TASK :: Pull out every line of the listing that contains the string "data", treating uppercase and lowercase letters as different.

RECORDS FOR THIS TASK ::
════════

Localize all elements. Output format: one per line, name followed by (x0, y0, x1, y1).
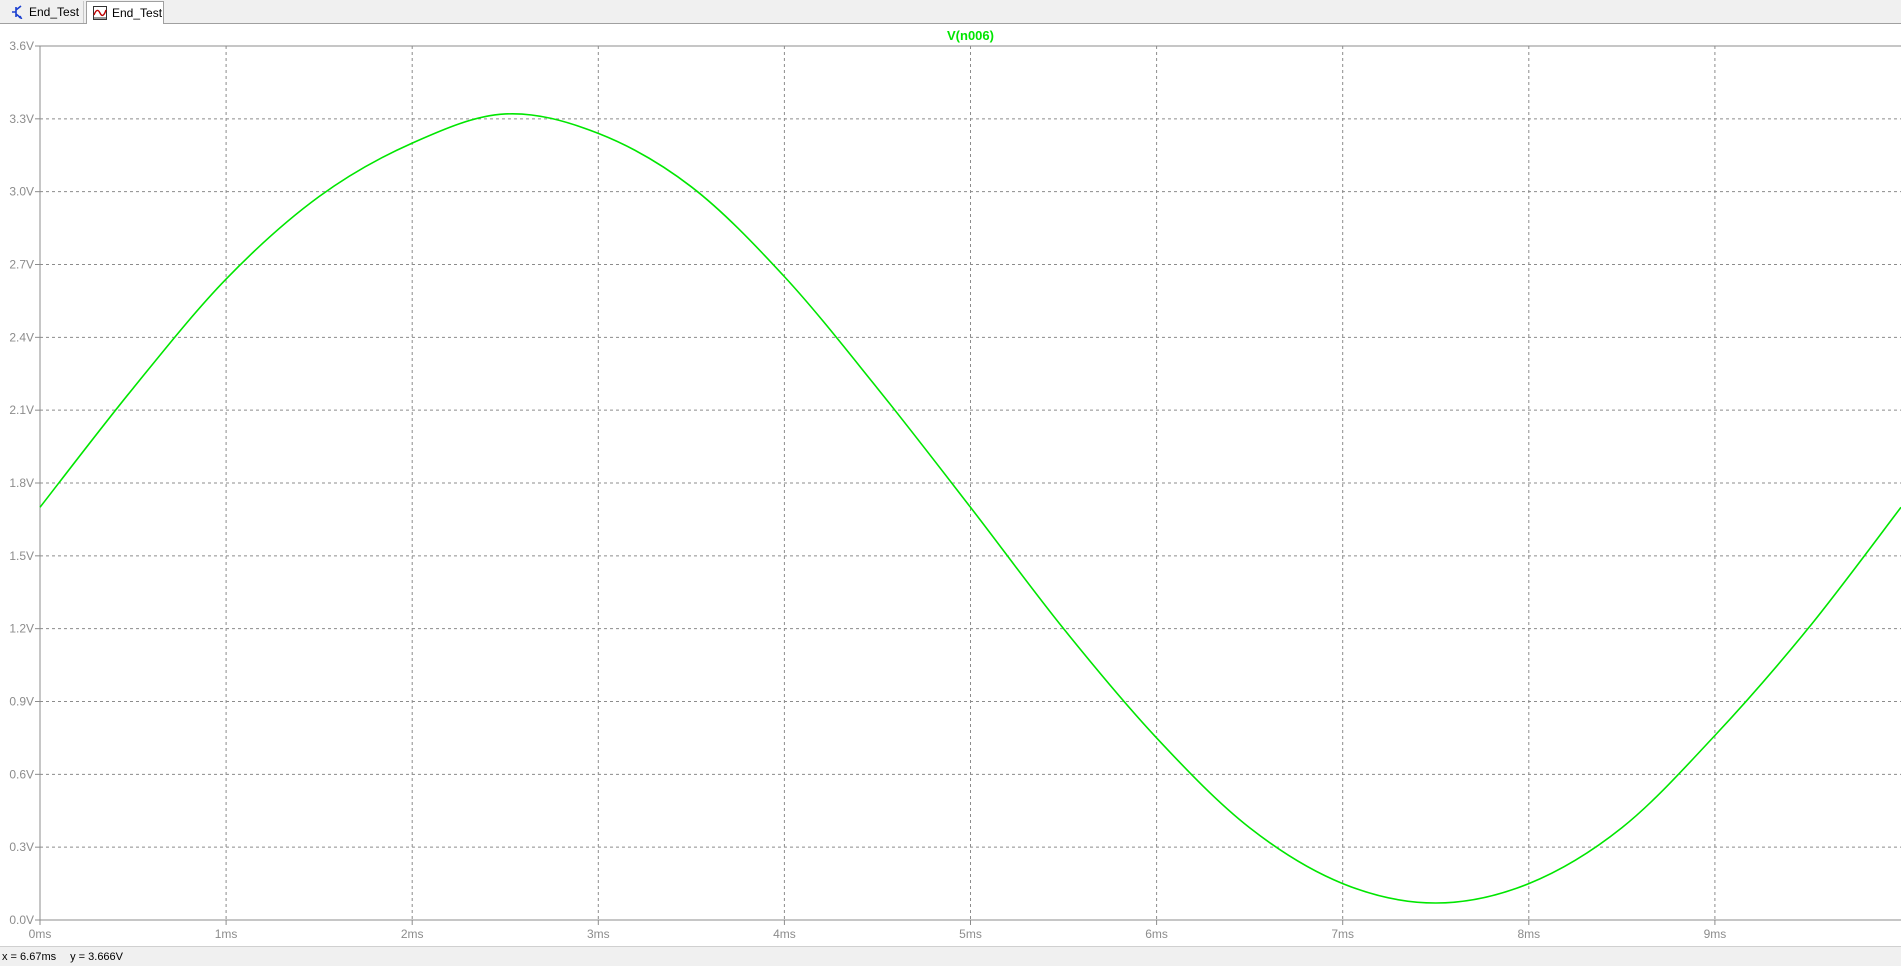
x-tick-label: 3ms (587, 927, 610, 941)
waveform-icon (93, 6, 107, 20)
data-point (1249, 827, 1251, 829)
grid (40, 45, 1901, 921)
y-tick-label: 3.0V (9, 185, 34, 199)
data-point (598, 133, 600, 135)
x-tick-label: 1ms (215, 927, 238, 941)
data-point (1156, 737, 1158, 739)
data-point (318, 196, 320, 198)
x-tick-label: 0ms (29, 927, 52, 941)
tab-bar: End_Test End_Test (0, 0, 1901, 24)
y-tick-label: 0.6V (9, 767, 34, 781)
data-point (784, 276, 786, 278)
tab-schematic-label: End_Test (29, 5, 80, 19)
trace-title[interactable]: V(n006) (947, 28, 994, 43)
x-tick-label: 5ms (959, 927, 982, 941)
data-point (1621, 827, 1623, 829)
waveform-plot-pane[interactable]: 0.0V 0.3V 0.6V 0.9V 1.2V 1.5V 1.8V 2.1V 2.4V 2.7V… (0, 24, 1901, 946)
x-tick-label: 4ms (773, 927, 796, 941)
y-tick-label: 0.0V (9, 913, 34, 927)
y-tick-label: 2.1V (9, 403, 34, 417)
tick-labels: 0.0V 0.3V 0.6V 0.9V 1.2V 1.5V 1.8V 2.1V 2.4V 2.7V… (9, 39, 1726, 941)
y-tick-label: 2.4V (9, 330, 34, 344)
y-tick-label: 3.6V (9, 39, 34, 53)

════════

ANSWER ::
data-point (1249, 827, 1251, 829)
data-point (598, 133, 600, 135)
data-point (1156, 737, 1158, 739)
data-point (318, 196, 320, 198)
data-point (784, 276, 786, 278)
data-point (1621, 827, 1623, 829)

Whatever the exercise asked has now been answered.